| WRITTEN TASK |
Give the count of lines holding the string "JSON" and nothing else.

• • • • •

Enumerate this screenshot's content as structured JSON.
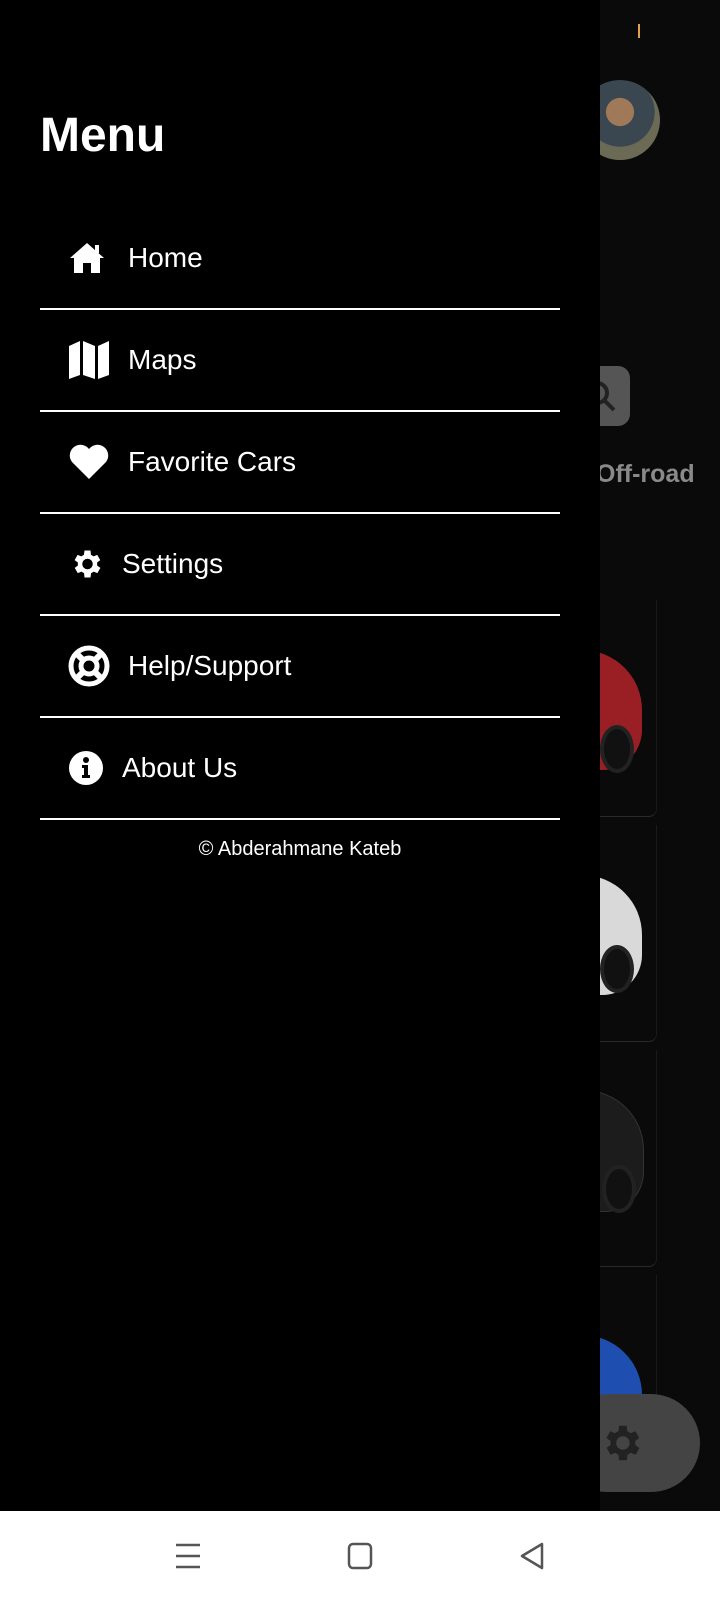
{
  "background": {
    "chip_label": "Off-road",
    "cards": [
      {
        "car_color": "#9a1f24"
      },
      {
        "car_color": "#d9d9d9"
      },
      {
        "car_color": "#1c1c1c"
      },
      {
        "car_color": "#1e4fb0"
      }
    ]
  },
  "drawer": {
    "title": "Menu",
    "items": [
      {
        "label": "Home",
        "icon": "home-icon"
      },
      {
        "label": "Maps",
        "icon": "map-icon"
      },
      {
        "label": "Favorite Cars",
        "icon": "heart-icon"
      },
      {
        "label": "Settings",
        "icon": "gear-icon"
      },
      {
        "label": "Help/Support",
        "icon": "lifebuoy-icon"
      },
      {
        "label": "About Us",
        "icon": "info-icon"
      }
    ],
    "copyright": "© Abderahmane Kateb"
  },
  "system_nav": {
    "buttons": [
      "recents-icon",
      "home-square-icon",
      "back-triangle-icon"
    ]
  },
  "colors": {
    "drawer_bg": "#000000",
    "text": "#ffffff",
    "nav_bar_bg": "#ffffff"
  }
}
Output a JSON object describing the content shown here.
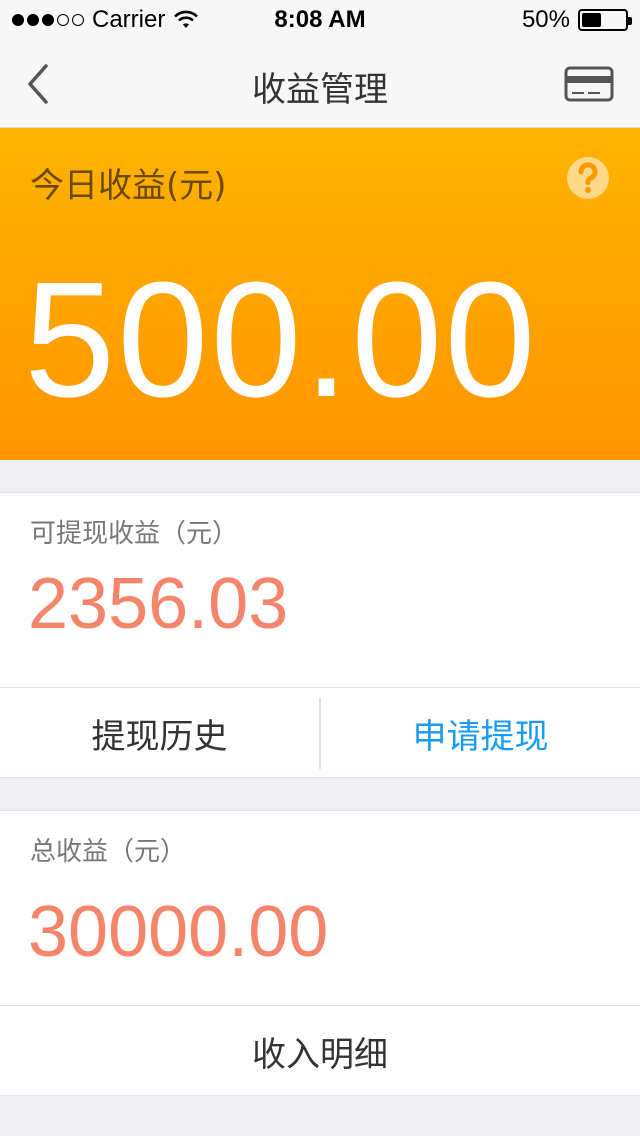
{
  "status_bar": {
    "carrier": "Carrier",
    "time": "8:08 AM",
    "battery": "50%",
    "battery_level": 0.5,
    "signal_bars_filled": 3,
    "signal_bars_total": 5
  },
  "nav": {
    "title": "收益管理",
    "back_icon": "chevron-left-icon",
    "right_icon": "bank-card-icon"
  },
  "today": {
    "label": "今日收益(元)",
    "amount": "500.00",
    "help_icon": "question-mark-icon"
  },
  "withdrawable": {
    "label": "可提现收益（元）",
    "amount": "2356.03"
  },
  "actions": {
    "history_label": "提现历史",
    "apply_label": "申请提现"
  },
  "total": {
    "label": "总收益（元）",
    "amount": "30000.00"
  },
  "details": {
    "label": "收入明细"
  },
  "colors": {
    "header_gradient_top": "#ffb300",
    "header_gradient_bottom": "#ff9500",
    "amount": "#f4856b",
    "link_blue": "#1a9bf0"
  }
}
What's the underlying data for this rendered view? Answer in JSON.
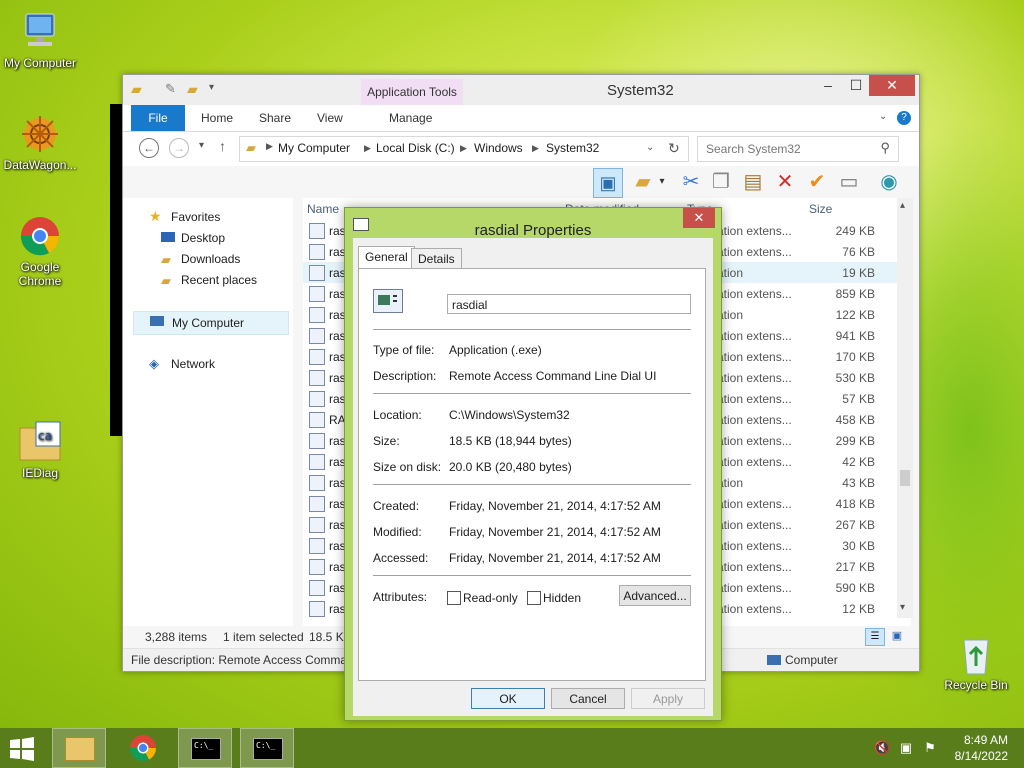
{
  "desktop": {
    "icons": [
      {
        "label": "My Computer"
      },
      {
        "label": "DataWagon..."
      },
      {
        "label": "Google Chrome"
      },
      {
        "label": "IEDiag"
      },
      {
        "label": "Recycle Bin"
      }
    ]
  },
  "explorer": {
    "title": "System32",
    "ribbon_tabs": [
      "File",
      "Home",
      "Share",
      "View",
      "Manage"
    ],
    "contextual_tab": "Application Tools",
    "breadcrumb": [
      "My Computer",
      "Local Disk (C:)",
      "Windows",
      "System32"
    ],
    "search_placeholder": "Search System32",
    "nav": {
      "favorites": "Favorites",
      "favorites_items": [
        "Desktop",
        "Downloads",
        "Recent places"
      ],
      "computer": "My Computer",
      "network": "Network"
    },
    "columns": {
      "name": "Name",
      "date": "Date modified",
      "type": "Type",
      "size": "Size"
    },
    "rows": [
      {
        "name": "ras",
        "type": "ation extens...",
        "size": "249 KB"
      },
      {
        "name": "ras",
        "type": "ation extens...",
        "size": "76 KB"
      },
      {
        "name": "ras",
        "type": "ation",
        "size": "19 KB"
      },
      {
        "name": "ras",
        "type": "ation extens...",
        "size": "859 KB"
      },
      {
        "name": "ras",
        "type": "ation",
        "size": "122 KB"
      },
      {
        "name": "ras",
        "type": "ation extens...",
        "size": "941 KB"
      },
      {
        "name": "ras",
        "type": "ation extens...",
        "size": "170 KB"
      },
      {
        "name": "ras",
        "type": "ation extens...",
        "size": "530 KB"
      },
      {
        "name": "ras",
        "type": "ation extens...",
        "size": "57 KB"
      },
      {
        "name": "RA",
        "type": "ation extens...",
        "size": "458 KB"
      },
      {
        "name": "ras",
        "type": "ation extens...",
        "size": "299 KB"
      },
      {
        "name": "ras",
        "type": "ation extens...",
        "size": "42 KB"
      },
      {
        "name": "ras",
        "type": "ation",
        "size": "43 KB"
      },
      {
        "name": "ras",
        "type": "ation extens...",
        "size": "418 KB"
      },
      {
        "name": "ras",
        "type": "ation extens...",
        "size": "267 KB"
      },
      {
        "name": "ras",
        "type": "ation extens...",
        "size": "30 KB"
      },
      {
        "name": "ras",
        "type": "ation extens...",
        "size": "217 KB"
      },
      {
        "name": "ras",
        "type": "ation extens...",
        "size": "590 KB"
      },
      {
        "name": "ras",
        "type": "ation extens...",
        "size": "12 KB"
      }
    ],
    "status": {
      "items": "3,288 items",
      "selected": "1 item selected",
      "size_partial": "18.5 KE"
    },
    "details_bar": {
      "description": "File description: Remote Access Comma",
      "location": "Computer"
    }
  },
  "dialog": {
    "title": "rasdial Properties",
    "tabs": [
      "General",
      "Details"
    ],
    "filename": "rasdial",
    "type_label": "Type of file:",
    "type_value": "Application (.exe)",
    "desc_label": "Description:",
    "desc_value": "Remote Access Command Line Dial UI",
    "location_label": "Location:",
    "location_value": "C:\\Windows\\System32",
    "size_label": "Size:",
    "size_value": "18.5 KB (18,944 bytes)",
    "disk_label": "Size on disk:",
    "disk_value": "20.0 KB (20,480 bytes)",
    "created_label": "Created:",
    "created_value": "Friday, November 21, 2014, 4:17:52 AM",
    "modified_label": "Modified:",
    "modified_value": "Friday, November 21, 2014, 4:17:52 AM",
    "accessed_label": "Accessed:",
    "accessed_value": "Friday, November 21, 2014, 4:17:52 AM",
    "attributes_label": "Attributes:",
    "readonly_label": "Read-only",
    "hidden_label": "Hidden",
    "advanced_label": "Advanced...",
    "ok_label": "OK",
    "cancel_label": "Cancel",
    "apply_label": "Apply"
  },
  "taskbar": {
    "time": "8:49 AM",
    "date": "8/14/2022",
    "cmd_icon_text": "C:\\_"
  },
  "colors": {
    "accent": "#1979ca",
    "dialog_frame": "#b6d869",
    "taskbar": "#5a7d1c",
    "close": "#c7504a"
  }
}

• • • • •

| OUTPUT FOR THIS EXERCISE |
3